* START *
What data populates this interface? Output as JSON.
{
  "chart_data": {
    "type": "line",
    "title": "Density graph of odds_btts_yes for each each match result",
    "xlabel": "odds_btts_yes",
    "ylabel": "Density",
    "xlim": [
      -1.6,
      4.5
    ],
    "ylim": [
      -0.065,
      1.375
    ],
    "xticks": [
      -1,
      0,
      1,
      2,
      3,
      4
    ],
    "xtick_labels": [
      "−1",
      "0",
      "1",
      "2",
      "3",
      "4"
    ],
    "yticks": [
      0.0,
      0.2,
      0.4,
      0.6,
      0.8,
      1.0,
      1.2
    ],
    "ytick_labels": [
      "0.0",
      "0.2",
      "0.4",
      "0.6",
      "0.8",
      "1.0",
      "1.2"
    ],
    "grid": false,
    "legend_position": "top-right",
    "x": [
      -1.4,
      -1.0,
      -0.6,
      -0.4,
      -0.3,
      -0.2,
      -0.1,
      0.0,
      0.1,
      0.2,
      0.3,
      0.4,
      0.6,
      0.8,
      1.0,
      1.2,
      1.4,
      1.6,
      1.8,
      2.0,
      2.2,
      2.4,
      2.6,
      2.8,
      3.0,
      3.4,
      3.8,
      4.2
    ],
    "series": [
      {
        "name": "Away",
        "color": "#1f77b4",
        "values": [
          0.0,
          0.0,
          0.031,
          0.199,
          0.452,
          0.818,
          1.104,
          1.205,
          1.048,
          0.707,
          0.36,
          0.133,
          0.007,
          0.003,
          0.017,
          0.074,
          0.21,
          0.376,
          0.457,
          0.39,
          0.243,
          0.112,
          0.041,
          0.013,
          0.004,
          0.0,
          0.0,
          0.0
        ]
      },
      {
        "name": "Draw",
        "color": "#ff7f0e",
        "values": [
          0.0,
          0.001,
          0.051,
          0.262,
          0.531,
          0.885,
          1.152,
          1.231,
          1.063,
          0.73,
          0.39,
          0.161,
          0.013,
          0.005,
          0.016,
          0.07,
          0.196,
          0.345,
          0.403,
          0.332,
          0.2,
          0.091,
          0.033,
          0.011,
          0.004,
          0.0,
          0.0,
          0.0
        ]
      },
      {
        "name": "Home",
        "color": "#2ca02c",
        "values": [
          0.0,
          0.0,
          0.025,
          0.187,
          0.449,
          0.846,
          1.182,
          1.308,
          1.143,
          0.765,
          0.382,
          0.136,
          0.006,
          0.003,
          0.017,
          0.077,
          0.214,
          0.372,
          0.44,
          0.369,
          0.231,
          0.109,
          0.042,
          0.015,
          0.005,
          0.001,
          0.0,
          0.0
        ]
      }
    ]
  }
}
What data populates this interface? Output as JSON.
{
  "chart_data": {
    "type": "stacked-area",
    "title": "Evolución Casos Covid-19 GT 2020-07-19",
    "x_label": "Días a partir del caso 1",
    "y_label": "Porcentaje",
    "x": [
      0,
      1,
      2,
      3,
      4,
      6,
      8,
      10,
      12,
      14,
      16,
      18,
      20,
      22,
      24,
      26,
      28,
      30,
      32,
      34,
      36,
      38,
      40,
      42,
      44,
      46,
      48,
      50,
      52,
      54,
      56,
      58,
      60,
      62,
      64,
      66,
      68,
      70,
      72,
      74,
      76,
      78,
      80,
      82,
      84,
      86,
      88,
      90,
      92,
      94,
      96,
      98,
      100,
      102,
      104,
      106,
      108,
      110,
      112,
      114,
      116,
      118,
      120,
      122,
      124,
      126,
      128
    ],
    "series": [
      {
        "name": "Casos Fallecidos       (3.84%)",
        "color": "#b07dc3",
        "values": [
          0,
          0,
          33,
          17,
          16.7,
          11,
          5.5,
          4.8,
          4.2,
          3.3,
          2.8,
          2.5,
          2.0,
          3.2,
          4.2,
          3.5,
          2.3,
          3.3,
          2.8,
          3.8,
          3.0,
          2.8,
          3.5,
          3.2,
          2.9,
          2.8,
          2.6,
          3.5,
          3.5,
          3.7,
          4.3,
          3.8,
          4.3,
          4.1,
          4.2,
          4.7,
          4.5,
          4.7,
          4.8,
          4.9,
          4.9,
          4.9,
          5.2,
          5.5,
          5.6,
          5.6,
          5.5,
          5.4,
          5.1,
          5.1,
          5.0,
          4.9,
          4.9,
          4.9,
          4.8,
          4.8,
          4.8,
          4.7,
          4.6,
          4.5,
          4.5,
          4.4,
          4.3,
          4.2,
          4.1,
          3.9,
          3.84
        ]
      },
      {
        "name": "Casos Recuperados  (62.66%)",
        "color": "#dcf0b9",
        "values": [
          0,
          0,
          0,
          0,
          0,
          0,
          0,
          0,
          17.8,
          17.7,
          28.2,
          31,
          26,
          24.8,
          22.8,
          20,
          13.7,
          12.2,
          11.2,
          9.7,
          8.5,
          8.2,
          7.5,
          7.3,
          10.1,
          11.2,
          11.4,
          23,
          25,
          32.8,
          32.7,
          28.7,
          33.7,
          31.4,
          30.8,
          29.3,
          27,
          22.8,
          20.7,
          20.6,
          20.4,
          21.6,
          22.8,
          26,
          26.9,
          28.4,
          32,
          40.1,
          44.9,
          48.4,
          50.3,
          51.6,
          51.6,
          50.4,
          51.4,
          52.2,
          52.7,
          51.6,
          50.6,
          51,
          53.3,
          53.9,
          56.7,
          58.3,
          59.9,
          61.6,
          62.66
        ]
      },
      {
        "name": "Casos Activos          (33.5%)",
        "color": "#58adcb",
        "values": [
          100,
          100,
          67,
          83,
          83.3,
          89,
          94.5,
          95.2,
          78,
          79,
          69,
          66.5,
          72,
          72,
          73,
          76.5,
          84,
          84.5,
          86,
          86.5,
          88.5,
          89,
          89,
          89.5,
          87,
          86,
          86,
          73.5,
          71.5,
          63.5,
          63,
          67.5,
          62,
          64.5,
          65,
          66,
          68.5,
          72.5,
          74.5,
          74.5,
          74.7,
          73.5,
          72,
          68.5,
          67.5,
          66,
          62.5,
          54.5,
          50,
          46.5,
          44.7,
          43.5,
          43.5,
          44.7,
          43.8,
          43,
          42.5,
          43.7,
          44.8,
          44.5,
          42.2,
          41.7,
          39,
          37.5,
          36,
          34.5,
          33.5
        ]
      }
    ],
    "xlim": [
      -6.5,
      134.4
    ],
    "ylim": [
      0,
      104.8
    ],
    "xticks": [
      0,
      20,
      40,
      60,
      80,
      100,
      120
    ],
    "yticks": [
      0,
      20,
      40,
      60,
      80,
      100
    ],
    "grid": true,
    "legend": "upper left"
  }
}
* END *
■ YOUR TASK: Count the lines of the material that include the word "Density", then report only the total.

■ COMPLETED EXERCISE: 2